* **Entries supplied**
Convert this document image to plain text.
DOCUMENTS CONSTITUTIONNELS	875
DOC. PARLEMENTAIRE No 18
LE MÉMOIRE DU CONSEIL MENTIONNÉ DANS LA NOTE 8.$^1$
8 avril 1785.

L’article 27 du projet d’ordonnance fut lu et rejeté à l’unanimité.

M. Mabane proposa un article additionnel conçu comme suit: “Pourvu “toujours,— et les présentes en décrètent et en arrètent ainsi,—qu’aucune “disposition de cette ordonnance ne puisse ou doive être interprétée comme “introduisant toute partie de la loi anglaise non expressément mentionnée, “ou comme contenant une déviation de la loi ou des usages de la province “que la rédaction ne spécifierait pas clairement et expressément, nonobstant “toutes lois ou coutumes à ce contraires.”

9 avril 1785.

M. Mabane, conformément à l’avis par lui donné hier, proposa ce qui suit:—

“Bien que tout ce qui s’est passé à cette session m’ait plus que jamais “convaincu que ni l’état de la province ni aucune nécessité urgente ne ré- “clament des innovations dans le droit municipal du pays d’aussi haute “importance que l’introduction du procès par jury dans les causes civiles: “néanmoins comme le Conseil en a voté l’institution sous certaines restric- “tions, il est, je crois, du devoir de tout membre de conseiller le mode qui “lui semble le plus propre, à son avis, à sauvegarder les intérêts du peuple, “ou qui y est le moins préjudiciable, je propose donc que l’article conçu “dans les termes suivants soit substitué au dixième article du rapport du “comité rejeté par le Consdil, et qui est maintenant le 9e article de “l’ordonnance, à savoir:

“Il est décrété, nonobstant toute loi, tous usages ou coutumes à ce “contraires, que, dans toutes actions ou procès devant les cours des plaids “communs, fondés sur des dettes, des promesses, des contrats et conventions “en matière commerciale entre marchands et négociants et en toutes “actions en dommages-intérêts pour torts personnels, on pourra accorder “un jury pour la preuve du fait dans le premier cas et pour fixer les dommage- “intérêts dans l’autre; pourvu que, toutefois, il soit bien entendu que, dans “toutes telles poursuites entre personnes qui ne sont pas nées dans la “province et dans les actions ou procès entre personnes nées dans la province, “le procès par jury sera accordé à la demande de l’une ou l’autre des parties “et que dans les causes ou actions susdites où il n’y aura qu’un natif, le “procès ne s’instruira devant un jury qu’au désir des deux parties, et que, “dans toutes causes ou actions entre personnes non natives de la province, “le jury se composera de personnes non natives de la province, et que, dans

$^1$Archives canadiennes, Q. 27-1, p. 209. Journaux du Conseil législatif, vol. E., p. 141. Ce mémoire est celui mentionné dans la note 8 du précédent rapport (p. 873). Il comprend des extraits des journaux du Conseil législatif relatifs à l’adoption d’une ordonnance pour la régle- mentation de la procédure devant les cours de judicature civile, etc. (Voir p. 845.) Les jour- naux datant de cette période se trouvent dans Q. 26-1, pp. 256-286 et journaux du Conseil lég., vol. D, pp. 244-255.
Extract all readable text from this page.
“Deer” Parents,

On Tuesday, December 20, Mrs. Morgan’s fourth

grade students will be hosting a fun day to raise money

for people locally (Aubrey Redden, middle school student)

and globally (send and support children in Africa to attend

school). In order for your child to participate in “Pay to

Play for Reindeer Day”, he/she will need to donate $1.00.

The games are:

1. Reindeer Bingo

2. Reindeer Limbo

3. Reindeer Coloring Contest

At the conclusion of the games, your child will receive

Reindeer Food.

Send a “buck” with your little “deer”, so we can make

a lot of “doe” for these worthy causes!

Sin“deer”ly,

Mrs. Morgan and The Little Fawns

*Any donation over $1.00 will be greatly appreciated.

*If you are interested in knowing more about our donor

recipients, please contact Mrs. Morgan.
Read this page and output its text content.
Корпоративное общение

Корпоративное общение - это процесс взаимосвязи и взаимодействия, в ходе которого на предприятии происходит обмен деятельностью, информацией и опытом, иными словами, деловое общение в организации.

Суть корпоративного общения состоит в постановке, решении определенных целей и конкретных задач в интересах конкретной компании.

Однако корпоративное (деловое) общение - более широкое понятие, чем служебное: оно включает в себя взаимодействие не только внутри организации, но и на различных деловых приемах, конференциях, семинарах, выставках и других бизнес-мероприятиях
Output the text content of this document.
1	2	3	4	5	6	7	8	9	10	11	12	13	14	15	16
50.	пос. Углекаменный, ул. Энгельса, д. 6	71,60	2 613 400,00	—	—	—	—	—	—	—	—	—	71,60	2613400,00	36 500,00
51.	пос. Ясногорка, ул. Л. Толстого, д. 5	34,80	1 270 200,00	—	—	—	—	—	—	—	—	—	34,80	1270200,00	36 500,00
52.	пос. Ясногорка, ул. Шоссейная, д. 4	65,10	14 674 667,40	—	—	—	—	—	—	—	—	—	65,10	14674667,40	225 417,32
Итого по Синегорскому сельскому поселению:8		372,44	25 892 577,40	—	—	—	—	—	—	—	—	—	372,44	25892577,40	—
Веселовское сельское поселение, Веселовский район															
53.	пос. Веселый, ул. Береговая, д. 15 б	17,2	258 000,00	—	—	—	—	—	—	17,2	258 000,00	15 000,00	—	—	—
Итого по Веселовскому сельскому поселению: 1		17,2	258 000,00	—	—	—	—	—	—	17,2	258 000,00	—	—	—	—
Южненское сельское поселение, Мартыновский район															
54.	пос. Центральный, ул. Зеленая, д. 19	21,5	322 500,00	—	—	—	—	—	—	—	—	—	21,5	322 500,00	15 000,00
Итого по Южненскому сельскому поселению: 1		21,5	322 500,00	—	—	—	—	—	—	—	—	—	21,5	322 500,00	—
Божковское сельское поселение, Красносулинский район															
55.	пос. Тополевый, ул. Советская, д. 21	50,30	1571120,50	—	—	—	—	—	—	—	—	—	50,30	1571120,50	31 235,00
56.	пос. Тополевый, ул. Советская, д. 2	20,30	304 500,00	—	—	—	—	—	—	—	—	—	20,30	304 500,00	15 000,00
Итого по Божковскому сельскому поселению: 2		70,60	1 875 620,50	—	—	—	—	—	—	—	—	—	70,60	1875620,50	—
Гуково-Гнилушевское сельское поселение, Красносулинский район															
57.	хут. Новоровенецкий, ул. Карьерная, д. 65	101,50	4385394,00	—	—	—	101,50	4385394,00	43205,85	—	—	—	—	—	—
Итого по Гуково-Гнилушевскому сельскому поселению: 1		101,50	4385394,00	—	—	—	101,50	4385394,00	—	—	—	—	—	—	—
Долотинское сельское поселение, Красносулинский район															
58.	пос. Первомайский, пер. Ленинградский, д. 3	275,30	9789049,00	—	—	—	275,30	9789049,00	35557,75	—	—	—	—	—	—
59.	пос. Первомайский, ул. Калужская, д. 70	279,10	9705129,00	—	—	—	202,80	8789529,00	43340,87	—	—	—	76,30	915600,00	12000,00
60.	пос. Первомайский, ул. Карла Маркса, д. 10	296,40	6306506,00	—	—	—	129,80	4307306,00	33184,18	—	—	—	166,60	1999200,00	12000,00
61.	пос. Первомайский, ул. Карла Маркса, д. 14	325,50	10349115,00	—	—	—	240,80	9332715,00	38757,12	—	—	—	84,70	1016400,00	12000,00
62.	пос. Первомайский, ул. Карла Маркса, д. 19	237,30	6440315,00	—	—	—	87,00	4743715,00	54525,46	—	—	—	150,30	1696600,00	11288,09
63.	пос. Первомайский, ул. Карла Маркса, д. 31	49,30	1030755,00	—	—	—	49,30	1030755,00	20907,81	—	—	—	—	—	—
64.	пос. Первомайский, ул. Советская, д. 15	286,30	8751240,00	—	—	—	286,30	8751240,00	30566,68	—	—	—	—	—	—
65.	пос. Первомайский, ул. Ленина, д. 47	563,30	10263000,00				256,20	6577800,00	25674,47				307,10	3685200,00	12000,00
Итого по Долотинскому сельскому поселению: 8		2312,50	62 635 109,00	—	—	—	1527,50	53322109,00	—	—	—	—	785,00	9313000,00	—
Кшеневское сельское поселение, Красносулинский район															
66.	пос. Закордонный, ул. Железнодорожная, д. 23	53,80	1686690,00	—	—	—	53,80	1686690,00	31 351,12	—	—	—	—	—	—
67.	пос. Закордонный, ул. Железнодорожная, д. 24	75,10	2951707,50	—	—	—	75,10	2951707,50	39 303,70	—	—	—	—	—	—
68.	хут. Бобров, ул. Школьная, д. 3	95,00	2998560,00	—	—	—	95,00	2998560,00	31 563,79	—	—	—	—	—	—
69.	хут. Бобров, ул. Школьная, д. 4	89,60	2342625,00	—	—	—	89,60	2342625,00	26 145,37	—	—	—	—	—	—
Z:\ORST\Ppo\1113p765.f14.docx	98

* **Task goal**
Find the word "intérêts" and list each line it appears in.

* **Result**
“Bien que tout ce qui s’est passé à cette session m’ait plus que jamais “convaincu que ni l’état de la province ni aucune nécessité urgente ne ré- “clament des innovations dans le droit municipal du pays d’aussi haute “importance que l’introduction du procès par jury dans les causes civiles: “néanmoins comme le Conseil en a voté l’institution sous certaines restric- “tions, il est, je crois, du devoir de tout membre de conseiller le mode qui “lui semble le plus propre, à son avis, à sauvegarder les intérêts du peuple, “ou qui y est le moins préjudiciable, je propose donc que l’article conçu “dans les termes suivants soit substitué au dixième article du rapport du “comité rejeté par le Consdil, et qui est maintenant le 9e article de “l’ordonnance, à savoir:
“Il est décrété, nonobstant toute loi, tous usages ou coutumes à ce “contraires, que, dans toutes actions ou procès devant les cours des plaids “communs, fondés sur des dettes, des promesses, des contrats et conventions “en matière commerciale entre marchands et négociants et en toutes “actions en dommages-intérêts pour torts personnels, on pourra accorder “un jury pour la preuve du fait dans le premier cas et pour fixer les dommage- “intérêts dans l’autre; pourvu que, toutefois, il soit bien entendu que, dans “toutes telles poursuites entre personnes qui ne sont pas nées dans la “province et dans les actions ou procès entre personnes nées dans la province, “le procès par jury sera accordé à la demande de l’une ou l’autre des parties “et que dans les causes ou actions susdites où il n’y aura qu’un natif, le “procès ne s’instruira devant un jury qu’au désir des deux parties, et que, “dans toutes causes ou actions entre personnes non natives de la province, “le jury se composera de personnes non natives de la province, et que, dans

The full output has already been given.